**Task details:**
Repeat every record exactly, but keep images out of the copy.
§
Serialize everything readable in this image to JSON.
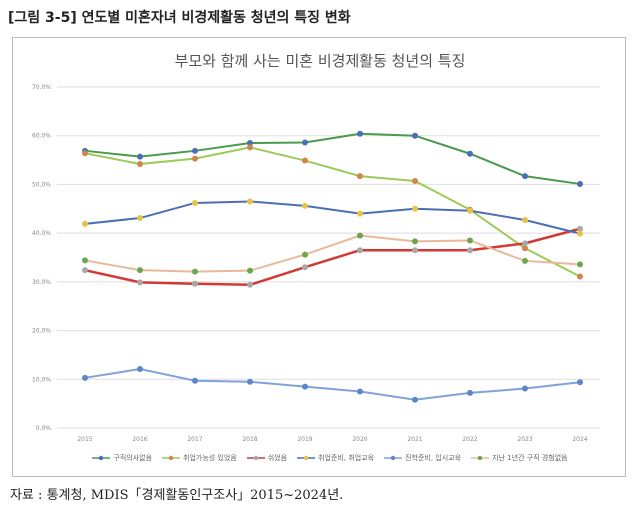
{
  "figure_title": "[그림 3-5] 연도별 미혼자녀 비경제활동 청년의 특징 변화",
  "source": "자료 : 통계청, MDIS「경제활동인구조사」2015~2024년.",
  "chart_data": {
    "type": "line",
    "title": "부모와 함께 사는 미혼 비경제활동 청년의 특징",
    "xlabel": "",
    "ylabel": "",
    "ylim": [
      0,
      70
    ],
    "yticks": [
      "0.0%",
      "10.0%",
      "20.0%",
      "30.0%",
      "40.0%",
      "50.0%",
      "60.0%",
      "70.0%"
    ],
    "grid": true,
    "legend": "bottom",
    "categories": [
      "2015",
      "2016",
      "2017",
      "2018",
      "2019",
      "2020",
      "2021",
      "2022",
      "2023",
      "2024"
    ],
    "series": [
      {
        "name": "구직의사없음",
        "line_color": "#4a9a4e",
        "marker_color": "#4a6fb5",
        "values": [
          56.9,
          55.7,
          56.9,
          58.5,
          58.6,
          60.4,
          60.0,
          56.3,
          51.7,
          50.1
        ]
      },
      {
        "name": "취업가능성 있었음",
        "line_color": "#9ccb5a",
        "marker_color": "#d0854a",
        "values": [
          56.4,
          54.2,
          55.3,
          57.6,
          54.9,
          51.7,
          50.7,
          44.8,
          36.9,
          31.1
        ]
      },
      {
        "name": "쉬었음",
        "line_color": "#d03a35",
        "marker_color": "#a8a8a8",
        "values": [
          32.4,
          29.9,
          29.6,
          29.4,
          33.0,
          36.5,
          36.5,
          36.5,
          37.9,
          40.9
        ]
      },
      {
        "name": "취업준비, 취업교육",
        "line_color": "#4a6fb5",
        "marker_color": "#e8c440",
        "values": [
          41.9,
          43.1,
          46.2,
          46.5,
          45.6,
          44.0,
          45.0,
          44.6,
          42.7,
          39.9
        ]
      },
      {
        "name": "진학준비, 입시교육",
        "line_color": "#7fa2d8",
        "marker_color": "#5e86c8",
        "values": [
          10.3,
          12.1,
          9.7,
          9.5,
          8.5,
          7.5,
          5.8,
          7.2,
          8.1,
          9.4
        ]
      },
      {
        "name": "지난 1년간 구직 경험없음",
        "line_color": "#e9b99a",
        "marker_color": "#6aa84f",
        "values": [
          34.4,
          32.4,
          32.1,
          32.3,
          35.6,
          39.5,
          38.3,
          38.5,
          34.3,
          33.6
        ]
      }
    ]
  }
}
§
**Solution for this task:**
Serialize everything readable in this image to JSON.
{
  "figure_title": "[그림 3-5] 연도별 미혼자녀 비경제활동 청년의 특징 변화",
  "source": "자료 : 통계청, MDIS「경제활동인구조사」2015~2024년.",
  "chart_data": {
    "type": "line",
    "title": "부모와 함께 사는 미혼 비경제활동 청년의 특징",
    "xlabel": "",
    "ylabel": "",
    "ylim": [
      0,
      70
    ],
    "yticks": [
      "0.0%",
      "10.0%",
      "20.0%",
      "30.0%",
      "40.0%",
      "50.0%",
      "60.0%",
      "70.0%"
    ],
    "grid": true,
    "legend": "bottom",
    "categories": [
      "2015",
      "2016",
      "2017",
      "2018",
      "2019",
      "2020",
      "2021",
      "2022",
      "2023",
      "2024"
    ],
    "series": [
      {
        "name": "구직의사없음",
        "line_color": "#4a9a4e",
        "marker_color": "#4a6fb5",
        "values": [
          56.9,
          55.7,
          56.9,
          58.5,
          58.6,
          60.4,
          60.0,
          56.3,
          51.7,
          50.1
        ]
      },
      {
        "name": "취업가능성 있었음",
        "line_color": "#9ccb5a",
        "marker_color": "#d0854a",
        "values": [
          56.4,
          54.2,
          55.3,
          57.6,
          54.9,
          51.7,
          50.7,
          44.8,
          36.9,
          31.1
        ]
      },
      {
        "name": "쉬었음",
        "line_color": "#d03a35",
        "marker_color": "#a8a8a8",
        "values": [
          32.4,
          29.9,
          29.6,
          29.4,
          33.0,
          36.5,
          36.5,
          36.5,
          37.9,
          40.9
        ]
      },
      {
        "name": "취업준비, 취업교육",
        "line_color": "#4a6fb5",
        "marker_color": "#e8c440",
        "values": [
          41.9,
          43.1,
          46.2,
          46.5,
          45.6,
          44.0,
          45.0,
          44.6,
          42.7,
          39.9
        ]
      },
      {
        "name": "진학준비, 입시교육",
        "line_color": "#7fa2d8",
        "marker_color": "#5e86c8",
        "values": [
          10.3,
          12.1,
          9.7,
          9.5,
          8.5,
          7.5,
          5.8,
          7.2,
          8.1,
          9.4
        ]
      },
      {
        "name": "지난 1년간 구직 경험없음",
        "line_color": "#e9b99a",
        "marker_color": "#6aa84f",
        "values": [
          34.4,
          32.4,
          32.1,
          32.3,
          35.6,
          39.5,
          38.3,
          38.5,
          34.3,
          33.6
        ]
      }
    ]
  }
}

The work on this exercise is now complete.